#### [Set problem]
Comb through the entries for "marker" and pull out each line that holds it.

#### [Exercise materials]

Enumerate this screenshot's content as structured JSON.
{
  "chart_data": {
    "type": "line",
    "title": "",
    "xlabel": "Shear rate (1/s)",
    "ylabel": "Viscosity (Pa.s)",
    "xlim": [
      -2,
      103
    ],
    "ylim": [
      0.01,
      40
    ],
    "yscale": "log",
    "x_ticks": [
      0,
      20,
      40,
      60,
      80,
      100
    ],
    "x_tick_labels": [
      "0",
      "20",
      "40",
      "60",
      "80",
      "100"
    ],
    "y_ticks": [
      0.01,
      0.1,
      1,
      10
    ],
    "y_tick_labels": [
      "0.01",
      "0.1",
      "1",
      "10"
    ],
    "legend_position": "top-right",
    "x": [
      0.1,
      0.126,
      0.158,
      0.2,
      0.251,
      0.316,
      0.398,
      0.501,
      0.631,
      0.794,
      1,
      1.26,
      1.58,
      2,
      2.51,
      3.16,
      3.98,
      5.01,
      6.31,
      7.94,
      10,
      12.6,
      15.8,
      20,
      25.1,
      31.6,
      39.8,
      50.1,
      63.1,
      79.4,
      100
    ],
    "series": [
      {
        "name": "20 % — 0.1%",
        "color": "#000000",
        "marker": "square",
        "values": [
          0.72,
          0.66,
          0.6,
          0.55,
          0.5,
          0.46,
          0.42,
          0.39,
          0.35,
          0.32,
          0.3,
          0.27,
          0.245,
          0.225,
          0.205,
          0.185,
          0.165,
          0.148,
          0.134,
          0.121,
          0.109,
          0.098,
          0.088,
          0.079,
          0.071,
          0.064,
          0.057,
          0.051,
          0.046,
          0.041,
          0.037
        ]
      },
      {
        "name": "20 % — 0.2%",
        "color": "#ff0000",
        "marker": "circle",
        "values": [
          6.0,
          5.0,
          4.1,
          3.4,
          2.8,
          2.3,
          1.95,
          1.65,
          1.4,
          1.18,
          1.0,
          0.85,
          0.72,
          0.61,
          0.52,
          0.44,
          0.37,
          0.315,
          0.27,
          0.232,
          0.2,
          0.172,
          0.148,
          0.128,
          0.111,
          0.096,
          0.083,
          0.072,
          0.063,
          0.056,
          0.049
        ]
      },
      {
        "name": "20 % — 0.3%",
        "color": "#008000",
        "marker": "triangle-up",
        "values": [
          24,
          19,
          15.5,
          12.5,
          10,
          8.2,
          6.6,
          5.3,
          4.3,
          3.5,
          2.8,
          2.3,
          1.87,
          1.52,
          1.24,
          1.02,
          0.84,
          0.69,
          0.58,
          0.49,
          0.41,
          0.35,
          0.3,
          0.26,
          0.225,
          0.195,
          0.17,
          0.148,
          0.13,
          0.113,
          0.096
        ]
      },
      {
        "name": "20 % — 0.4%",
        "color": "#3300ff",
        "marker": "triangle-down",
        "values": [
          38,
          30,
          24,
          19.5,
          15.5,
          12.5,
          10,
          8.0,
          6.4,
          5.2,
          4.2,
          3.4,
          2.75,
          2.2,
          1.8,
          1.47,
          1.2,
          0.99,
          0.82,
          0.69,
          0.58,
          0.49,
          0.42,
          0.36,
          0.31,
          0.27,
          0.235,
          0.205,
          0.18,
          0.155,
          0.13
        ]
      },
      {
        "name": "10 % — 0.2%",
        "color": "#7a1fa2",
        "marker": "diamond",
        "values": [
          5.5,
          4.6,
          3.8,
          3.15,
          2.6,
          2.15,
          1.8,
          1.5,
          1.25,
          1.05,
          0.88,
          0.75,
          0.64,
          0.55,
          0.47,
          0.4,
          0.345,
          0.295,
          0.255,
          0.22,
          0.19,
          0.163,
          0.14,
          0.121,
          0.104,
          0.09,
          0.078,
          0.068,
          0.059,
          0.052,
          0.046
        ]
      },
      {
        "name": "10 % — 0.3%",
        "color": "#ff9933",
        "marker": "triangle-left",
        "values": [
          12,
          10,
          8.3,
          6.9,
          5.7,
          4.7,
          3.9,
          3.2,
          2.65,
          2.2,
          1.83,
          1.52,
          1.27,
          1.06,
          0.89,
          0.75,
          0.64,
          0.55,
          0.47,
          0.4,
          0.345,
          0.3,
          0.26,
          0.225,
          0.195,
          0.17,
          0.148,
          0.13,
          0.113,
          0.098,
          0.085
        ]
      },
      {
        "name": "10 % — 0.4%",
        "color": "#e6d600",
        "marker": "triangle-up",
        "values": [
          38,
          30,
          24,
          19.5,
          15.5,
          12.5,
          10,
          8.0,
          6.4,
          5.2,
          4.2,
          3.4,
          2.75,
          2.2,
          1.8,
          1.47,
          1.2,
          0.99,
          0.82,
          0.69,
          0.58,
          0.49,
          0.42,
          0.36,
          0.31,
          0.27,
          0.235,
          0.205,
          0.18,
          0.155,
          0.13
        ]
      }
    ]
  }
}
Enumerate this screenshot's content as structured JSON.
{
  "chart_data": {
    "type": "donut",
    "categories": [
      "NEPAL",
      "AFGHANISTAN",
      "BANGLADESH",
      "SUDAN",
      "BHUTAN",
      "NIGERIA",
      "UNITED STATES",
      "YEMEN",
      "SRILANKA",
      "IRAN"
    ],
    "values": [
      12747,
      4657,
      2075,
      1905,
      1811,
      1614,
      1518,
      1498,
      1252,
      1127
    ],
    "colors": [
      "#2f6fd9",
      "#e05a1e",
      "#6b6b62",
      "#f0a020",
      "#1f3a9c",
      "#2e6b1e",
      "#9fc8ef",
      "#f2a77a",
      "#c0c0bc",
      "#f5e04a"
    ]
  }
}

#### [Full answer]
        "marker": "square",
        "marker": "circle",
        "marker": "triangle-up",
        "marker": "triangle-down",
        "marker": "diamond",
        "marker": "triangle-left",
        "marker": "triangle-up",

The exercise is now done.